### [Exercise prompt]
Of the lines below, how many hold the string "Enter"? Give only the number.
====== Listed records ======
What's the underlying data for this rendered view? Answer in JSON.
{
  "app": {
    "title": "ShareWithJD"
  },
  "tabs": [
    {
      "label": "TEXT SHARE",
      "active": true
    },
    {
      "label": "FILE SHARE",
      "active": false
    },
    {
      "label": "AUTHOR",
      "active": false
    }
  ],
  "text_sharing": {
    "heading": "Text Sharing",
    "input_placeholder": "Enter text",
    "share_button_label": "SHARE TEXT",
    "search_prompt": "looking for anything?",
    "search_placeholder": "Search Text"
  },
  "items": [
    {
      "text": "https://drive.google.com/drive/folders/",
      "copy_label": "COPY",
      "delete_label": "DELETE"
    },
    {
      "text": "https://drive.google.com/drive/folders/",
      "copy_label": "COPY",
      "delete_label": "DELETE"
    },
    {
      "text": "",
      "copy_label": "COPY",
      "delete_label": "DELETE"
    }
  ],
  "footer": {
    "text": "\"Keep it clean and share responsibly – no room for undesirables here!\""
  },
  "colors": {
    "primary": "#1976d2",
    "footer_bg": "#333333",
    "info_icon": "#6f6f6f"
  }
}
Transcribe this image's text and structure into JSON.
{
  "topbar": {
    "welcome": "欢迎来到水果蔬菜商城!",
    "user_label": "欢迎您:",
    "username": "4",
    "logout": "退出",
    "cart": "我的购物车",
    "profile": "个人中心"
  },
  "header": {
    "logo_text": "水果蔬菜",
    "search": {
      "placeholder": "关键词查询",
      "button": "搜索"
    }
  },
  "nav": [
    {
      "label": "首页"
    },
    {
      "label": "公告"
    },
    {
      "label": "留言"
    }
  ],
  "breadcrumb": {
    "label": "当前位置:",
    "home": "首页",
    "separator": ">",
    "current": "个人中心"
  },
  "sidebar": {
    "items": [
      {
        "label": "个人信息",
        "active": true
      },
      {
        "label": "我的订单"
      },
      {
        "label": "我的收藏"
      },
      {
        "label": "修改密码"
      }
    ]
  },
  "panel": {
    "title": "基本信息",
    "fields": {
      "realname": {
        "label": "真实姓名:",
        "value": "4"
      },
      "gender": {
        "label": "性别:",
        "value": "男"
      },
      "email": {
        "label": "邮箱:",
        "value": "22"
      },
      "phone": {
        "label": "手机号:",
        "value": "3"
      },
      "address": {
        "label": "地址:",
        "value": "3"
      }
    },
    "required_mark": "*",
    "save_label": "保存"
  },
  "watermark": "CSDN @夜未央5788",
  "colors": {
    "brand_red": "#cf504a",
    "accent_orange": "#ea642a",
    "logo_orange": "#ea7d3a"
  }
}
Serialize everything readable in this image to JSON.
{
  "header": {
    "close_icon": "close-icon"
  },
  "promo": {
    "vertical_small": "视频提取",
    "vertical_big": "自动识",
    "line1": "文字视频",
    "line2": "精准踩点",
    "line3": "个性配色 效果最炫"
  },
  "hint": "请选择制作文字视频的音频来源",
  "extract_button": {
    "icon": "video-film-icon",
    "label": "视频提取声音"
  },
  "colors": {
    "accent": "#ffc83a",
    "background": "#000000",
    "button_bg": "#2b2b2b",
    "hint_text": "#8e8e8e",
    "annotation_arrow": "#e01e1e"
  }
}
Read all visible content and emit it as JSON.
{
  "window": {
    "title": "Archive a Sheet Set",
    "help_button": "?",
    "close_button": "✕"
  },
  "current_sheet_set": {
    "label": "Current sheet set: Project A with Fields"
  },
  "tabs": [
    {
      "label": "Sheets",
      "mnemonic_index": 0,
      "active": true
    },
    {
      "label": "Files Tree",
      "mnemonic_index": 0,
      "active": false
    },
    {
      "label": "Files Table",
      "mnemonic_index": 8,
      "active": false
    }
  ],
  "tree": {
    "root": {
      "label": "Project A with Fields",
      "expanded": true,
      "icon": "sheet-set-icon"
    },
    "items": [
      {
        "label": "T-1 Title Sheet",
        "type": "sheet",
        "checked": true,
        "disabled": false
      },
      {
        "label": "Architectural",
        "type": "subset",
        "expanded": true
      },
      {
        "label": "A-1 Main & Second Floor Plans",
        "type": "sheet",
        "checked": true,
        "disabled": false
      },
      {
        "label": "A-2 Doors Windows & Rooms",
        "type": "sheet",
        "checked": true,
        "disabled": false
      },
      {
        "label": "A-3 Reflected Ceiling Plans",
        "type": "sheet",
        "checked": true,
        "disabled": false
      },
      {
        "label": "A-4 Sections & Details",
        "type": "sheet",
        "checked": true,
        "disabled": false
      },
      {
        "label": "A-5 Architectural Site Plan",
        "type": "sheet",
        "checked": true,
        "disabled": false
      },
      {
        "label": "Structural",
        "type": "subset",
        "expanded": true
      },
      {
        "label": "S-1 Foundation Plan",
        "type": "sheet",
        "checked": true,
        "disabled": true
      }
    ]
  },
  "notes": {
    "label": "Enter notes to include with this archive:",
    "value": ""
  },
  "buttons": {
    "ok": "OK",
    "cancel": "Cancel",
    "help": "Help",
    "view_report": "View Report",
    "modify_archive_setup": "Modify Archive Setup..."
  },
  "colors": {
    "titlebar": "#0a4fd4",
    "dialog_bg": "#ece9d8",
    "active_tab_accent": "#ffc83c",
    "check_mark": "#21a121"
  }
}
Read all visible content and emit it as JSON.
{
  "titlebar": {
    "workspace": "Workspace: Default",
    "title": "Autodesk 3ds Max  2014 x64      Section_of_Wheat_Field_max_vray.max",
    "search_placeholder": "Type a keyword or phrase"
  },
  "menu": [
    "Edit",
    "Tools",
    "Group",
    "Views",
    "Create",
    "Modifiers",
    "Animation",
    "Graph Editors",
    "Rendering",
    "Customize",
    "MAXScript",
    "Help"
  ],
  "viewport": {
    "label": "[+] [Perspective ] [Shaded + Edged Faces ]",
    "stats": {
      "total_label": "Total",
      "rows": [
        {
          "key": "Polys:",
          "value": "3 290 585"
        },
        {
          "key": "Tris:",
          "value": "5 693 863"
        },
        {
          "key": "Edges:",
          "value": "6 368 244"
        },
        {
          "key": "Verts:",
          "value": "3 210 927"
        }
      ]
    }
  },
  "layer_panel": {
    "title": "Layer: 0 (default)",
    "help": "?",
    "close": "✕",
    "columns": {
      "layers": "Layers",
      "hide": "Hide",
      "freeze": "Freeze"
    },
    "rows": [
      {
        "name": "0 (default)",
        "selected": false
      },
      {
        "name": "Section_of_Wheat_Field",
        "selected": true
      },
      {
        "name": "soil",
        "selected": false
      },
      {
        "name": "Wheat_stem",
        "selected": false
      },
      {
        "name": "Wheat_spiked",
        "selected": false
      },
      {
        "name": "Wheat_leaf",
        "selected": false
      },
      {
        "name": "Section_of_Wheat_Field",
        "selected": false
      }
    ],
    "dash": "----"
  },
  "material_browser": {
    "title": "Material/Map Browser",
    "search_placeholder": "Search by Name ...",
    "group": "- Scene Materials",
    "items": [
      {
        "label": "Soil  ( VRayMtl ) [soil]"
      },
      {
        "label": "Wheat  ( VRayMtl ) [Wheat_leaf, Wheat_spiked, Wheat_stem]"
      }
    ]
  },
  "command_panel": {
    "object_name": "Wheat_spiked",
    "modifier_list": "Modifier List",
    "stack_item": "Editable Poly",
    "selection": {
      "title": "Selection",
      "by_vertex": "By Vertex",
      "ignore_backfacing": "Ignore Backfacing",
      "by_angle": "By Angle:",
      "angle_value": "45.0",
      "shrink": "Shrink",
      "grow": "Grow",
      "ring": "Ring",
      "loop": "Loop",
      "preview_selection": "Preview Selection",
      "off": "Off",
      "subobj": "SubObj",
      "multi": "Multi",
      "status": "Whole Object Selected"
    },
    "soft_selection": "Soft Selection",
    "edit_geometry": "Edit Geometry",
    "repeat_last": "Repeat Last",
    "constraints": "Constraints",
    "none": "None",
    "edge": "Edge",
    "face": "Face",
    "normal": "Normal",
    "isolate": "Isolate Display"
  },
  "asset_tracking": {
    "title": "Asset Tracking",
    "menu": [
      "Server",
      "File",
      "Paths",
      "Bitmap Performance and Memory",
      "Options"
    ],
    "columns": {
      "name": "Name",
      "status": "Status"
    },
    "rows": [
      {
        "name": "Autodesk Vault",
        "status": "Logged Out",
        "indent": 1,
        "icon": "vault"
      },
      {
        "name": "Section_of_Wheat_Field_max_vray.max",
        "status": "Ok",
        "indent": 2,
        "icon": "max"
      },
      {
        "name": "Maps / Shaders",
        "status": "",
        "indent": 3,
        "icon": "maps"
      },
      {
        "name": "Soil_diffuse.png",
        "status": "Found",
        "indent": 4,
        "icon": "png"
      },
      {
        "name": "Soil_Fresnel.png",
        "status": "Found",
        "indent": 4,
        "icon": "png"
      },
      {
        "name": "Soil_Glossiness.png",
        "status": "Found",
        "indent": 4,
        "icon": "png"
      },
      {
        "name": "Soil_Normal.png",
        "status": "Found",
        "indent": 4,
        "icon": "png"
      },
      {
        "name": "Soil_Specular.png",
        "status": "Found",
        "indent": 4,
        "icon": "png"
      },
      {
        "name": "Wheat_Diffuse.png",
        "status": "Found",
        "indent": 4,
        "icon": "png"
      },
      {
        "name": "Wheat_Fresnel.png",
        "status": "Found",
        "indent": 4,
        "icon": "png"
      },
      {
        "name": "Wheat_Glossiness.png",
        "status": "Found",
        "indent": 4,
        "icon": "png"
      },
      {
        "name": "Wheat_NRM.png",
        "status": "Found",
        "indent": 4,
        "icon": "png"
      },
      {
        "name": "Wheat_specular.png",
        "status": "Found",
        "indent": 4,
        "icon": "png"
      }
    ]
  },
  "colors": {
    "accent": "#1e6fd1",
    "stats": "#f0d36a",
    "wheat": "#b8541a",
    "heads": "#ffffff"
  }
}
======
### [Exercise output]
2